**Stated task**: Leave out the pictures and repeat the rest of the material exactly.

**Supplied material**:
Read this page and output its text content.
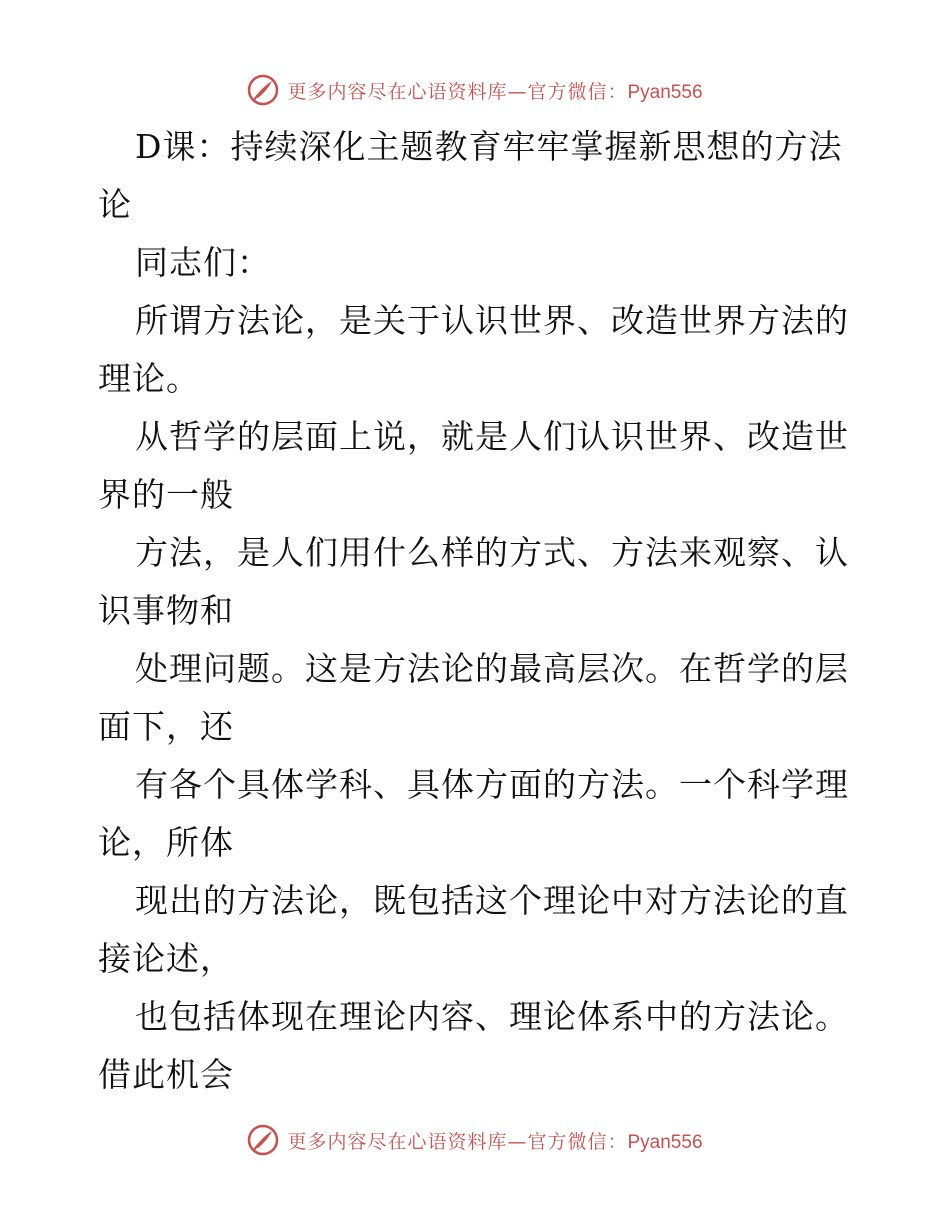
更多内容尽在心语资料库—官方微信：Pyan556
D课：持续深化主题教育牢牢掌握新思想的方法
论
同志们：
所谓方法论，是关于认识世界、改造世界方法的
理论。
从哲学的层面上说，就是人们认识世界、改造世
界的一般
方法，是人们用什么样的方式、方法来观察、认
识事物和
处理问题。这是方法论的最高层次。在哲学的层
面下，还
有各个具体学科、具体方面的方法。一个科学理
论，所体
现出的方法论，既包括这个理论中对方法论的直
接论述，
也包括体现在理论内容、理论体系中的方法论。
借此机会
更多内容尽在心语资料库—官方微信：Pyan556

**Response to the task**:
Read this page and output its text content.
更多内容尽在心语资料库—官方微信：Pyan556
D课：持续深化主题教育牢牢掌握新思想的方法
论
同志们：
所谓方法论，是关于认识世界、改造世界方法的
理论。
从哲学的层面上说，就是人们认识世界、改造世
界的一般
方法，是人们用什么样的方式、方法来观察、认
识事物和
处理问题。这是方法论的最高层次。在哲学的层
面下，还
有各个具体学科、具体方面的方法。一个科学理
论，所体
现出的方法论，既包括这个理论中对方法论的直
接论述，
也包括体现在理论内容、理论体系中的方法论。
借此机会
更多内容尽在心语资料库—官方微信：Pyan556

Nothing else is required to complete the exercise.